** Provided information **
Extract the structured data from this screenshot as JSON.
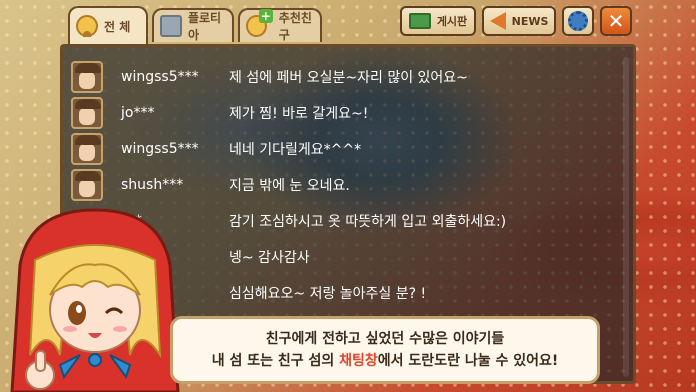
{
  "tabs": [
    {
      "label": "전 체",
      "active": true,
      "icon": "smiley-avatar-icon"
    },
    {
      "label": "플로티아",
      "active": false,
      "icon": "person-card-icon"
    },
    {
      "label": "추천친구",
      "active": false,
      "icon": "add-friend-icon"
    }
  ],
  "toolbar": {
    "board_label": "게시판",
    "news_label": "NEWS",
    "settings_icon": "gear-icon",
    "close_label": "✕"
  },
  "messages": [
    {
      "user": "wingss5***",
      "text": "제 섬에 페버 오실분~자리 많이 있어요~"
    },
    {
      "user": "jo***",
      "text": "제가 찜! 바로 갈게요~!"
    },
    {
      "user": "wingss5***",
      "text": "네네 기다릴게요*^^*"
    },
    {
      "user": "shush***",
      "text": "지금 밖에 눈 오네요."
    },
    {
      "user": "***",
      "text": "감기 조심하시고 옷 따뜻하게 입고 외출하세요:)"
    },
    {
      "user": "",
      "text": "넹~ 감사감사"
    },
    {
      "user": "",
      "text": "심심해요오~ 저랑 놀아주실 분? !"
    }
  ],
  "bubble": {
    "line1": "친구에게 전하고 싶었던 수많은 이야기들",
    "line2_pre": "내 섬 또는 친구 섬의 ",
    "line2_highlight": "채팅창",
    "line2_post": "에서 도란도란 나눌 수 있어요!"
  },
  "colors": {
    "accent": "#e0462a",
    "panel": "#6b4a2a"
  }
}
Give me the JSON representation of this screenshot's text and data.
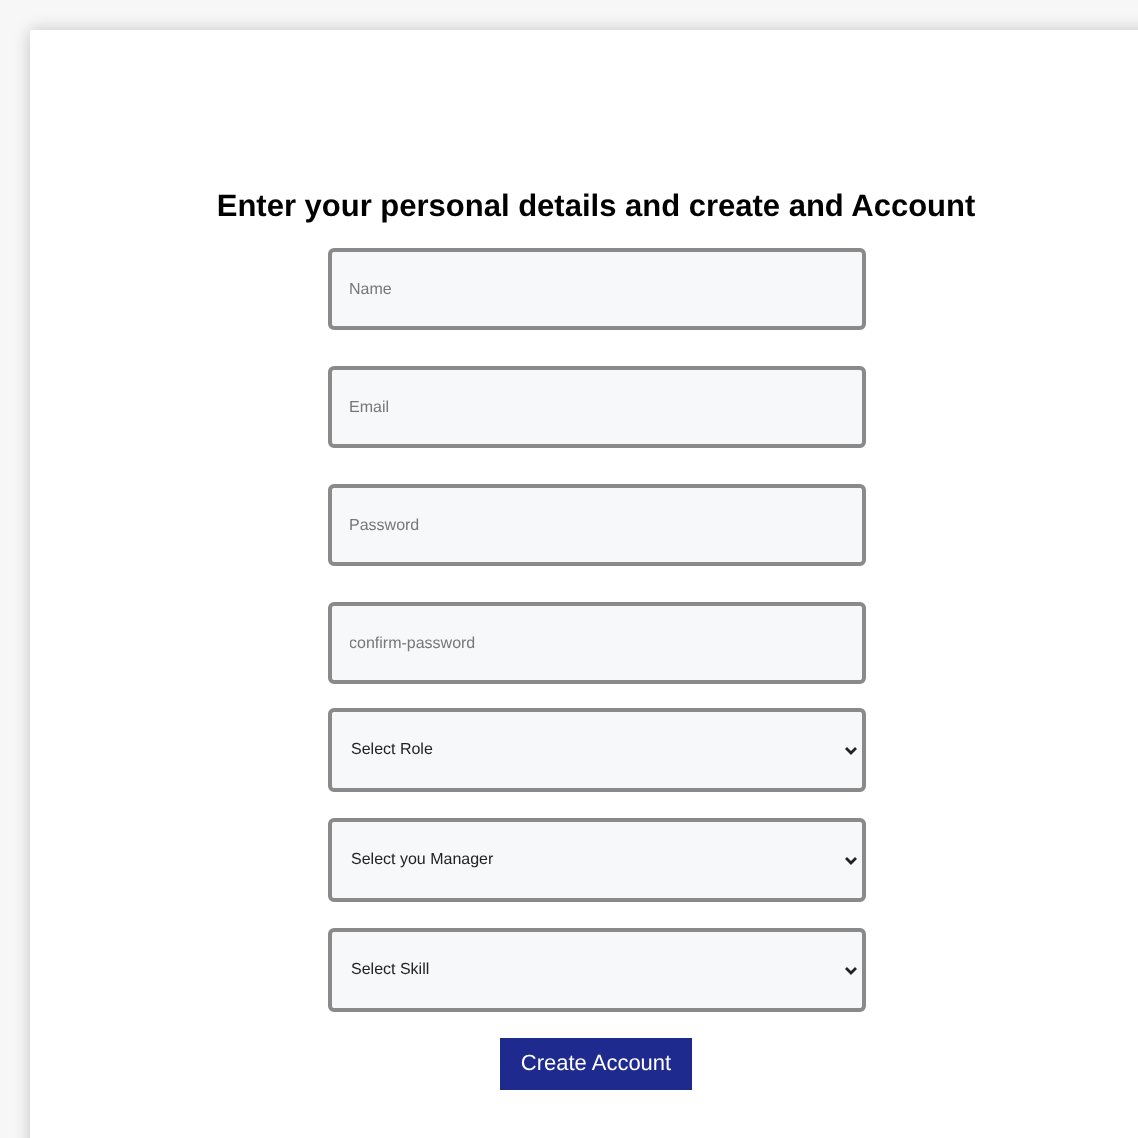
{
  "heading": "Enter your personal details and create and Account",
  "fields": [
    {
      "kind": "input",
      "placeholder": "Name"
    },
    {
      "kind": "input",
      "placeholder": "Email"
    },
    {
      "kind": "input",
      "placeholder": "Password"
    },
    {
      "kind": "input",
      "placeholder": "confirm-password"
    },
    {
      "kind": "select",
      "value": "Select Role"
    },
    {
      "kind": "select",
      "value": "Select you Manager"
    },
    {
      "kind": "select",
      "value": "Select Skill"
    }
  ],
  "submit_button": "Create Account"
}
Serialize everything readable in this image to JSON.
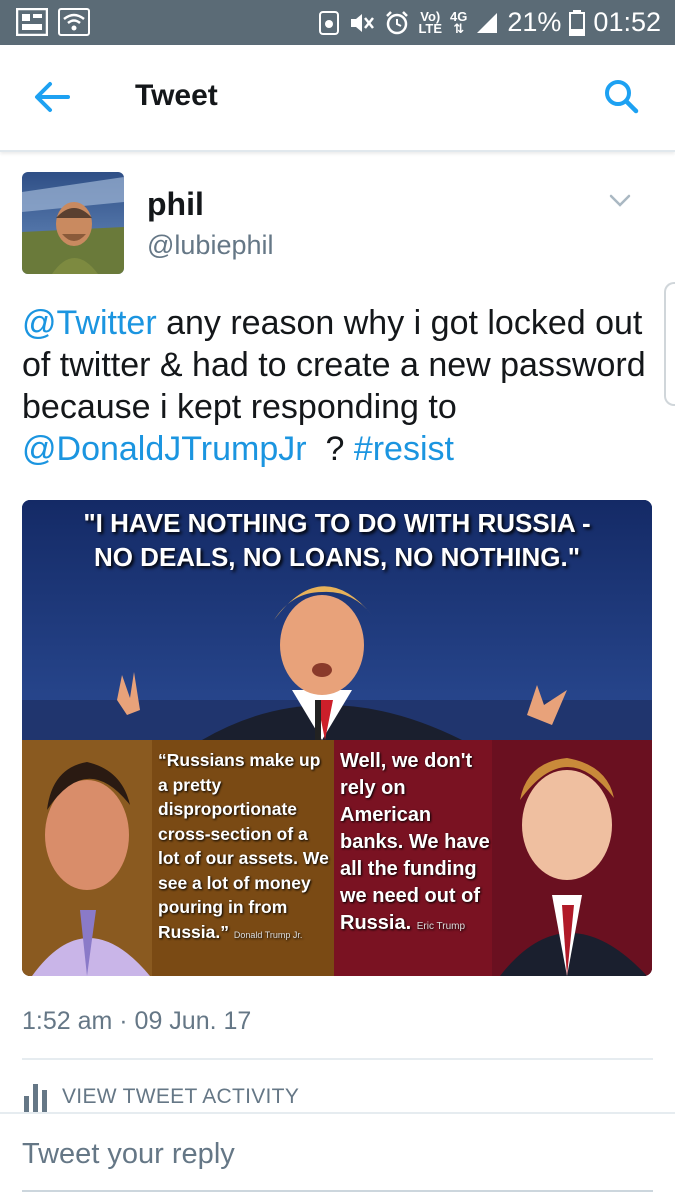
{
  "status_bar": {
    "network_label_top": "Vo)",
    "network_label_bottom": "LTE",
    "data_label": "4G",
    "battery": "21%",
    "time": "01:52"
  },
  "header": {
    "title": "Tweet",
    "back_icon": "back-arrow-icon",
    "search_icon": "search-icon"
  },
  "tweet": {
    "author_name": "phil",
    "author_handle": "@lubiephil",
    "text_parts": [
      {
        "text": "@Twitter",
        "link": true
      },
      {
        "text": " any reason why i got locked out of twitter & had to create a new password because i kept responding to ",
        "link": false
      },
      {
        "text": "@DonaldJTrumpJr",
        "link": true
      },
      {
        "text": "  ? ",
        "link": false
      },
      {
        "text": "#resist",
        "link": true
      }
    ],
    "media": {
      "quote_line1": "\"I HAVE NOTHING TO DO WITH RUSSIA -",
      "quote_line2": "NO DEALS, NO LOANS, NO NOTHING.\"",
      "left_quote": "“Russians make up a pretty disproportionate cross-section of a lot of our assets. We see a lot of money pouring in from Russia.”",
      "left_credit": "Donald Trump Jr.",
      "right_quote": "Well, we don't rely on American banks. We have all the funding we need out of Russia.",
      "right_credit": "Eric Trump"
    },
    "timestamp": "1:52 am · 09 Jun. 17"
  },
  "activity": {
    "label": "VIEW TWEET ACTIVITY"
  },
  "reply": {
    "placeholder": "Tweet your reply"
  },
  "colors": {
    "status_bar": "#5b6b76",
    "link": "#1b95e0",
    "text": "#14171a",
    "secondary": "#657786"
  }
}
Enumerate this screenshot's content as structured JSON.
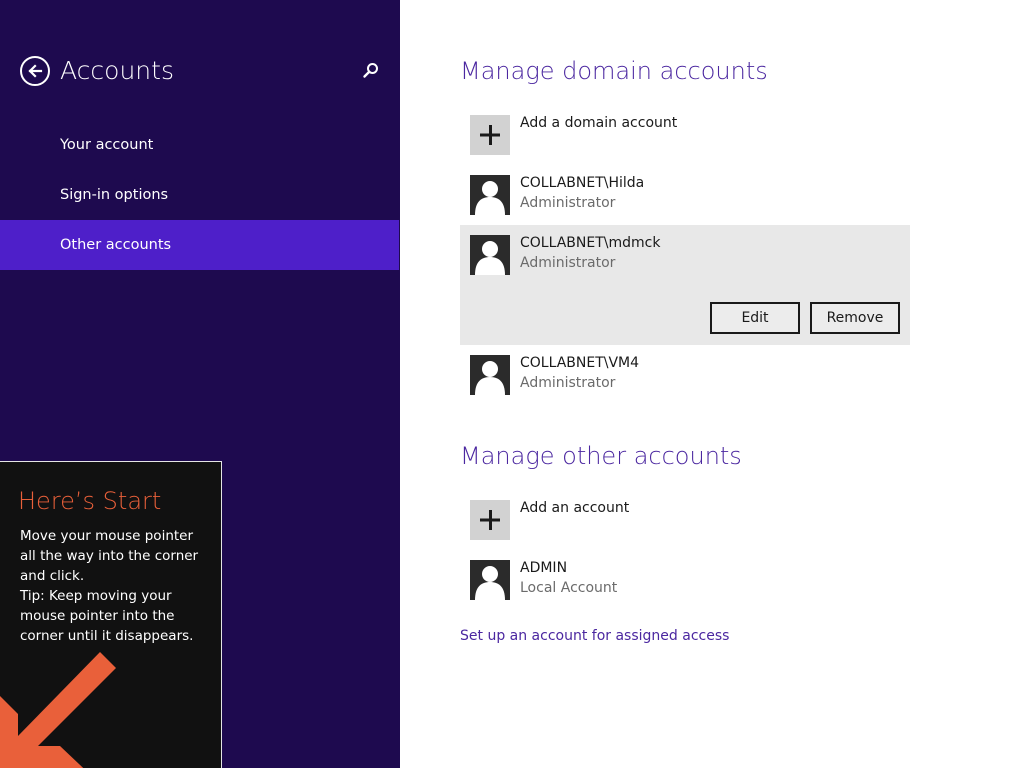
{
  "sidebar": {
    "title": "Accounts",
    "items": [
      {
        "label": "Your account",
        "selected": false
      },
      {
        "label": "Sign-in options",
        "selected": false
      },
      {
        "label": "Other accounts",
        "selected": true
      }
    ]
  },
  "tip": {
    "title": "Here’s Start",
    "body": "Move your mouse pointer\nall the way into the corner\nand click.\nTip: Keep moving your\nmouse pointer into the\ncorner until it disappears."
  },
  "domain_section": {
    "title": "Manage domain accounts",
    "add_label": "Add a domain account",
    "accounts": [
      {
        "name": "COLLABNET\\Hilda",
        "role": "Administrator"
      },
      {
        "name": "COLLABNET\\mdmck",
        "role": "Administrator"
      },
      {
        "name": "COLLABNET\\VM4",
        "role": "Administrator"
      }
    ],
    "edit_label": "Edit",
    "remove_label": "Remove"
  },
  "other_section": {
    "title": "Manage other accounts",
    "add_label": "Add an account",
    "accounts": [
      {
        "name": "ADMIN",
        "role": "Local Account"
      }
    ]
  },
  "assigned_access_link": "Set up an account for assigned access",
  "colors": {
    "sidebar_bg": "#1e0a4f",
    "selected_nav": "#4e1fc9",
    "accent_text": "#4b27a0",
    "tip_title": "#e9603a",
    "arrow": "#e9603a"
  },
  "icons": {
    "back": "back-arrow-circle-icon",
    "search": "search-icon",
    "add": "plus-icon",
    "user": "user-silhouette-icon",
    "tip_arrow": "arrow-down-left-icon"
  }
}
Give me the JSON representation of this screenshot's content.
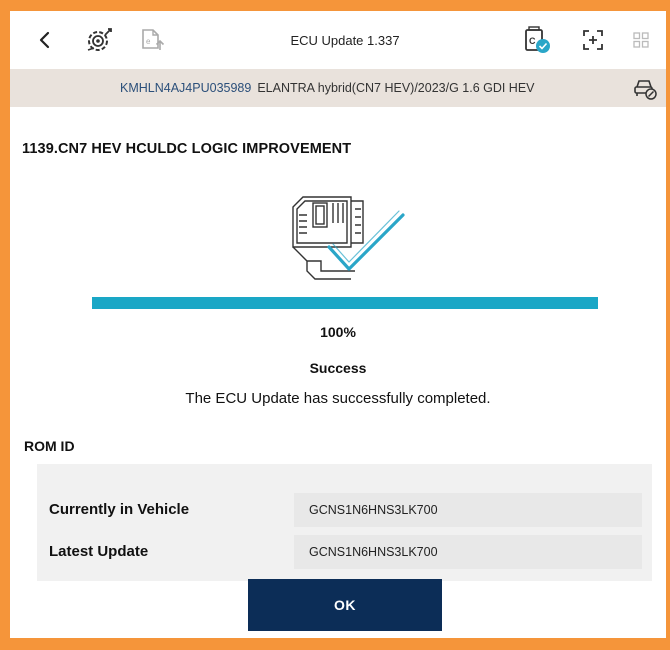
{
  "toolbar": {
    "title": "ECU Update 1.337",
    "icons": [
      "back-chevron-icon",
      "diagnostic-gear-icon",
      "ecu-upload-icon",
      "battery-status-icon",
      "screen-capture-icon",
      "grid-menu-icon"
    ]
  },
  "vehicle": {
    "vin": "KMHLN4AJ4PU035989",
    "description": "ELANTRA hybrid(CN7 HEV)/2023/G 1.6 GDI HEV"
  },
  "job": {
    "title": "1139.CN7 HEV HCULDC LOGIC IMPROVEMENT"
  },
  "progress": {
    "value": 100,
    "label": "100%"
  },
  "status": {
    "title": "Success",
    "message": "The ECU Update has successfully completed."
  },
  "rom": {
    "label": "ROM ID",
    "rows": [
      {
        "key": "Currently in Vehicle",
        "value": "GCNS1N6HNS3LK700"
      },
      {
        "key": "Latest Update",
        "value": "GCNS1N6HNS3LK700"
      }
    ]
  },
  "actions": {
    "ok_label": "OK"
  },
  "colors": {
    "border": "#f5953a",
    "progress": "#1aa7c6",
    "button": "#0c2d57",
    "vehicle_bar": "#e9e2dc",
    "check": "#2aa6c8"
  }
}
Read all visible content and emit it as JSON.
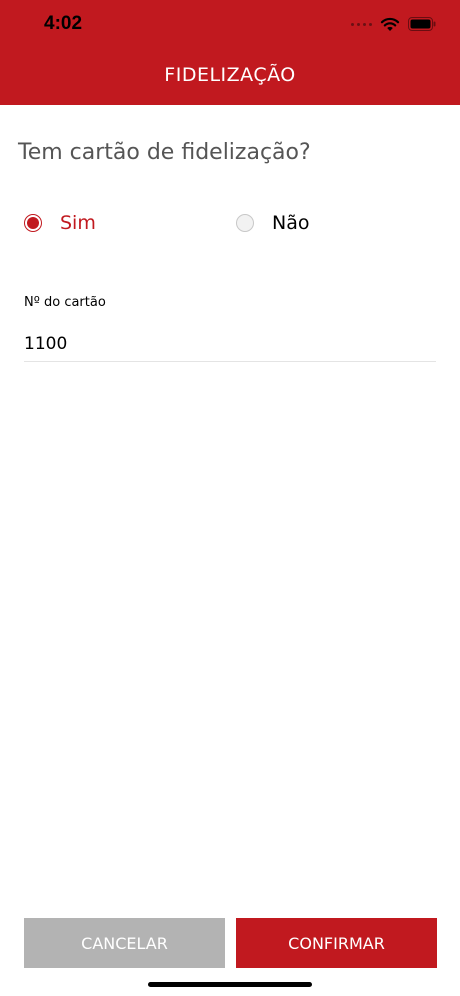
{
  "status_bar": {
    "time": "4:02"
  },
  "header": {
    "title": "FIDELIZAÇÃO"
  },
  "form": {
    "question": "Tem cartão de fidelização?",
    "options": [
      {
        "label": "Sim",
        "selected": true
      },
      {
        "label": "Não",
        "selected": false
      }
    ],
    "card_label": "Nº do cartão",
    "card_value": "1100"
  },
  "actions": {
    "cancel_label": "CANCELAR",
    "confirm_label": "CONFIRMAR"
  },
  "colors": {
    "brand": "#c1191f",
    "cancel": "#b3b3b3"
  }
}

** What you need to do **
Give every line back word for word and leave the pictures out.

** Reply to the task **
Extract the structured data from this screenshot as JSON.
{
  "tabs": [
    {
      "label": "전 체",
      "active": true,
      "icon": "smiley-avatar-icon"
    },
    {
      "label": "플로티아",
      "active": false,
      "icon": "person-card-icon"
    },
    {
      "label": "추천친구",
      "active": false,
      "icon": "add-friend-icon"
    }
  ],
  "toolbar": {
    "board_label": "게시판",
    "news_label": "NEWS",
    "settings_icon": "gear-icon",
    "close_label": "✕"
  },
  "messages": [
    {
      "user": "wingss5***",
      "text": "제 섬에 페버 오실분~자리 많이 있어요~"
    },
    {
      "user": "jo***",
      "text": "제가 찜! 바로 갈게요~!"
    },
    {
      "user": "wingss5***",
      "text": "네네 기다릴게요*^^*"
    },
    {
      "user": "shush***",
      "text": "지금 밖에 눈 오네요."
    },
    {
      "user": "***",
      "text": "감기 조심하시고 옷 따뜻하게 입고 외출하세요:)"
    },
    {
      "user": "",
      "text": "넹~ 감사감사"
    },
    {
      "user": "",
      "text": "심심해요오~ 저랑 놀아주실 분? !"
    }
  ],
  "bubble": {
    "line1": "친구에게 전하고 싶었던 수많은 이야기들",
    "line2_pre": "내 섬 또는 친구 섬의 ",
    "line2_highlight": "채팅창",
    "line2_post": "에서 도란도란 나눌 수 있어요!"
  },
  "colors": {
    "accent": "#e0462a",
    "panel": "#6b4a2a"
  }
}
Give me the JSON representation of this screenshot's text and data.
{
  "heading": "Enter your personal details and create and Account",
  "fields": [
    {
      "kind": "input",
      "placeholder": "Name"
    },
    {
      "kind": "input",
      "placeholder": "Email"
    },
    {
      "kind": "input",
      "placeholder": "Password"
    },
    {
      "kind": "input",
      "placeholder": "confirm-password"
    },
    {
      "kind": "select",
      "value": "Select Role"
    },
    {
      "kind": "select",
      "value": "Select you Manager"
    },
    {
      "kind": "select",
      "value": "Select Skill"
    }
  ],
  "submit_button": "Create Account"
}
Serialize everything readable in this image to JSON.
{
  "status_bar": {
    "network_label_top": "Vo)",
    "network_label_bottom": "LTE",
    "data_label": "4G",
    "battery": "21%",
    "time": "01:52"
  },
  "header": {
    "title": "Tweet",
    "back_icon": "back-arrow-icon",
    "search_icon": "search-icon"
  },
  "tweet": {
    "author_name": "phil",
    "author_handle": "@lubiephil",
    "text_parts": [
      {
        "text": "@Twitter",
        "link": true
      },
      {
        "text": " any reason why i got locked out of twitter & had to create a new password because i kept responding to ",
        "link": false
      },
      {
        "text": "@DonaldJTrumpJr",
        "link": true
      },
      {
        "text": "  ? ",
        "link": false
      },
      {
        "text": "#resist",
        "link": true
      }
    ],
    "media": {
      "quote_line1": "\"I HAVE NOTHING TO DO WITH RUSSIA -",
      "quote_line2": "NO DEALS, NO LOANS, NO NOTHING.\"",
      "left_quote": "“Russians make up a pretty disproportionate cross-section of a lot of our assets. We see a lot of money pouring in from Russia.”",
      "left_credit": "Donald Trump Jr.",
      "right_quote": "Well, we don't rely on American banks. We have all the funding we need out of Russia.",
      "right_credit": "Eric Trump"
    },
    "timestamp": "1:52 am · 09 Jun. 17"
  },
  "activity": {
    "label": "VIEW TWEET ACTIVITY"
  },
  "reply": {
    "placeholder": "Tweet your reply"
  },
  "colors": {
    "status_bar": "#5b6b76",
    "link": "#1b95e0",
    "text": "#14171a",
    "secondary": "#657786"
  }
}
Enumerate this screenshot's content as structured JSON.
{
  "sidebar": {
    "title": "Accounts",
    "items": [
      {
        "label": "Your account",
        "selected": false
      },
      {
        "label": "Sign-in options",
        "selected": false
      },
      {
        "label": "Other accounts",
        "selected": true
      }
    ]
  },
  "tip": {
    "title": "Here’s Start",
    "body": "Move your mouse pointer\nall the way into the corner\nand click.\nTip: Keep moving your\nmouse pointer into the\ncorner until it disappears."
  },
  "domain_section": {
    "title": "Manage domain accounts",
    "add_label": "Add a domain account",
    "accounts": [
      {
        "name": "COLLABNET\\Hilda",
        "role": "Administrator"
      },
      {
        "name": "COLLABNET\\mdmck",
        "role": "Administrator"
      },
      {
        "name": "COLLABNET\\VM4",
        "role": "Administrator"
      }
    ],
    "edit_label": "Edit",
    "remove_label": "Remove"
  },
  "other_section": {
    "title": "Manage other accounts",
    "add_label": "Add an account",
    "accounts": [
      {
        "name": "ADMIN",
        "role": "Local Account"
      }
    ]
  },
  "assigned_access_link": "Set up an account for assigned access",
  "colors": {
    "sidebar_bg": "#1e0a4f",
    "selected_nav": "#4e1fc9",
    "accent_text": "#4b27a0",
    "tip_title": "#e9603a",
    "arrow": "#e9603a"
  },
  "icons": {
    "back": "back-arrow-circle-icon",
    "search": "search-icon",
    "add": "plus-icon",
    "user": "user-silhouette-icon",
    "tip_arrow": "arrow-down-left-icon"
  }
}
Give me the JSON representation of this screenshot's content.
{
  "toolbar": {
    "title": "ECU Update 1.337",
    "icons": [
      "back-chevron-icon",
      "diagnostic-gear-icon",
      "ecu-upload-icon",
      "battery-status-icon",
      "screen-capture-icon",
      "grid-menu-icon"
    ]
  },
  "vehicle": {
    "vin": "KMHLN4AJ4PU035989",
    "description": "ELANTRA hybrid(CN7 HEV)/2023/G 1.6 GDI HEV"
  },
  "job": {
    "title": "1139.CN7 HEV HCULDC LOGIC IMPROVEMENT"
  },
  "progress": {
    "value": 100,
    "label": "100%"
  },
  "status": {
    "title": "Success",
    "message": "The ECU Update has successfully completed."
  },
  "rom": {
    "label": "ROM ID",
    "rows": [
      {
        "key": "Currently in Vehicle",
        "value": "GCNS1N6HNS3LK700"
      },
      {
        "key": "Latest Update",
        "value": "GCNS1N6HNS3LK700"
      }
    ]
  },
  "actions": {
    "ok_label": "OK"
  },
  "colors": {
    "border": "#f5953a",
    "progress": "#1aa7c6",
    "button": "#0c2d57",
    "vehicle_bar": "#e9e2dc",
    "check": "#2aa6c8"
  }
}
Read all visible content and emit it as JSON.
{
  "status_bar": {
    "time": "4:02"
  },
  "header": {
    "title": "FIDELIZAÇÃO"
  },
  "form": {
    "question": "Tem cartão de fidelização?",
    "options": [
      {
        "label": "Sim",
        "selected": true
      },
      {
        "label": "Não",
        "selected": false
      }
    ],
    "card_label": "Nº do cartão",
    "card_value": "1100"
  },
  "actions": {
    "cancel_label": "CANCELAR",
    "confirm_label": "CONFIRMAR"
  },
  "colors": {
    "brand": "#c1191f",
    "cancel": "#b3b3b3"
  }
}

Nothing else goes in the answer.